### YOUR INSTRUCTIONS
Go through the data below. Pull out every line that has the word "Work".

### THE RECORDS
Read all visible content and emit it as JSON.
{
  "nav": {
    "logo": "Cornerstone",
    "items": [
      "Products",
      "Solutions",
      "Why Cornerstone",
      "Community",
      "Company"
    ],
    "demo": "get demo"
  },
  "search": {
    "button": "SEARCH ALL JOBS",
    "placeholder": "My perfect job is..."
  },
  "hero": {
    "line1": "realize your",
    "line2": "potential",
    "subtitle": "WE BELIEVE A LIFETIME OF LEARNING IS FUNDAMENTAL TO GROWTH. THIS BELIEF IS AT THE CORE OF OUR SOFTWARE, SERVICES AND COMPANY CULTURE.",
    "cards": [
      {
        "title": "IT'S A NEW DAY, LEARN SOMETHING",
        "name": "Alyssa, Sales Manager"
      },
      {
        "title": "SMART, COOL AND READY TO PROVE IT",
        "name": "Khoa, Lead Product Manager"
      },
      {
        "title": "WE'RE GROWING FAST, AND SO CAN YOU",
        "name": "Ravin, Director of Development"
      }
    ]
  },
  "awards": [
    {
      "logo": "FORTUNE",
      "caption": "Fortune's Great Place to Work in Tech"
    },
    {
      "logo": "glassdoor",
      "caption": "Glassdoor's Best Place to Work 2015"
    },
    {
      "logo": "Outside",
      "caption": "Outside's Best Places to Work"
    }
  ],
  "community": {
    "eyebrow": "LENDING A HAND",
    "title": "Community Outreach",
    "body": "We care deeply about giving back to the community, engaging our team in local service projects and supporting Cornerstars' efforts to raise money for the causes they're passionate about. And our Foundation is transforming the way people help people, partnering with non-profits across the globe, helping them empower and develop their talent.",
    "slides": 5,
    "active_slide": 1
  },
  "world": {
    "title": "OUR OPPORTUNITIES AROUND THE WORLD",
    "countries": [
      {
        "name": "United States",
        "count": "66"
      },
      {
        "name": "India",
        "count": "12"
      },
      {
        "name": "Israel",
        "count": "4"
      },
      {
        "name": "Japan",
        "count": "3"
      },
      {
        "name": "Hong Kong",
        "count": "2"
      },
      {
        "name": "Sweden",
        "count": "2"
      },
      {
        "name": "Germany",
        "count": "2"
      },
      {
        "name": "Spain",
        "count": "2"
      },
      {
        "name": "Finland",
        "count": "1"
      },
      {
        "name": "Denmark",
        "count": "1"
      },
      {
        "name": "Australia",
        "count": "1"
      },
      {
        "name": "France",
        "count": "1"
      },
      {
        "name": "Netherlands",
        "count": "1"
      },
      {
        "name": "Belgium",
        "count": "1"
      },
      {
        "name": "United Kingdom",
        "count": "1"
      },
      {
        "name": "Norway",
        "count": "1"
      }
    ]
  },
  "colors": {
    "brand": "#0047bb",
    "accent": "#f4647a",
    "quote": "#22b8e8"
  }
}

### SOLUTION FOR THIS EXERCISE
      "caption": "Fortune's Great Place to Work in Tech"
      "caption": "Glassdoor's Best Place to Work 2015"
      "caption": "Outside's Best Places to Work"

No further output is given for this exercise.